• _GOAL_
Print the complete set of entries exactly.

• _Records from a dataset_
::::::::
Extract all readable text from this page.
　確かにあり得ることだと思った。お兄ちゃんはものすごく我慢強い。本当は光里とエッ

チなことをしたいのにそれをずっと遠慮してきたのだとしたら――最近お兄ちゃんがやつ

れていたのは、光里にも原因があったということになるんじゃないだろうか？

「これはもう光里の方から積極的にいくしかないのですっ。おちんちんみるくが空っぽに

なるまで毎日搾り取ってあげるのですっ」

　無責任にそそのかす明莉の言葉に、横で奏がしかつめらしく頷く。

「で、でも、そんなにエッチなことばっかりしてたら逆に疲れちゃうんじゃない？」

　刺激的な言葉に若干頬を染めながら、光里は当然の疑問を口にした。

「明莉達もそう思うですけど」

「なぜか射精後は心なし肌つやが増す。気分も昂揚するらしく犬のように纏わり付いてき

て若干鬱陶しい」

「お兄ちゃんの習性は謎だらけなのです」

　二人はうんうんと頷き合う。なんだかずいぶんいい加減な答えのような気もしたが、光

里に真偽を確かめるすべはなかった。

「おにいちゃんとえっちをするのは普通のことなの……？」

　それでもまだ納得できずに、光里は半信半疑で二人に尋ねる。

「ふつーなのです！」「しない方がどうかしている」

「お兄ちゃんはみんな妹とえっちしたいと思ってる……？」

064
::::::::
• _SOLUTION TO THIS TASK_
Extract all readable text from this page.
　確かにあり得ることだと思った。お兄ちゃんはものすごく我慢強い。本当は光里とエッ

チなことをしたいのにそれをずっと遠慮してきたのだとしたら――最近お兄ちゃんがやつ

れていたのは、光里にも原因があったということになるんじゃないだろうか？

「これはもう光里の方から積極的にいくしかないのですっ。おちんちんみるくが空っぽに

なるまで毎日搾り取ってあげるのですっ」

　無責任にそそのかす明莉の言葉に、横で奏がしかつめらしく頷く。

「で、でも、そんなにエッチなことばっかりしてたら逆に疲れちゃうんじゃない？」

　刺激的な言葉に若干頬を染めながら、光里は当然の疑問を口にした。

「明莉達もそう思うですけど」

「なぜか射精後は心なし肌つやが増す。気分も昂揚するらしく犬のように纏わり付いてき

て若干鬱陶しい」

「お兄ちゃんの習性は謎だらけなのです」

　二人はうんうんと頷き合う。なんだかずいぶんいい加減な答えのような気もしたが、光

里に真偽を確かめるすべはなかった。

「おにいちゃんとえっちをするのは普通のことなの……？」

　それでもまだ納得できずに、光里は半信半疑で二人に尋ねる。

「ふつーなのです！」「しない方がどうかしている」

「お兄ちゃんはみんな妹とえっちしたいと思ってる……？」

064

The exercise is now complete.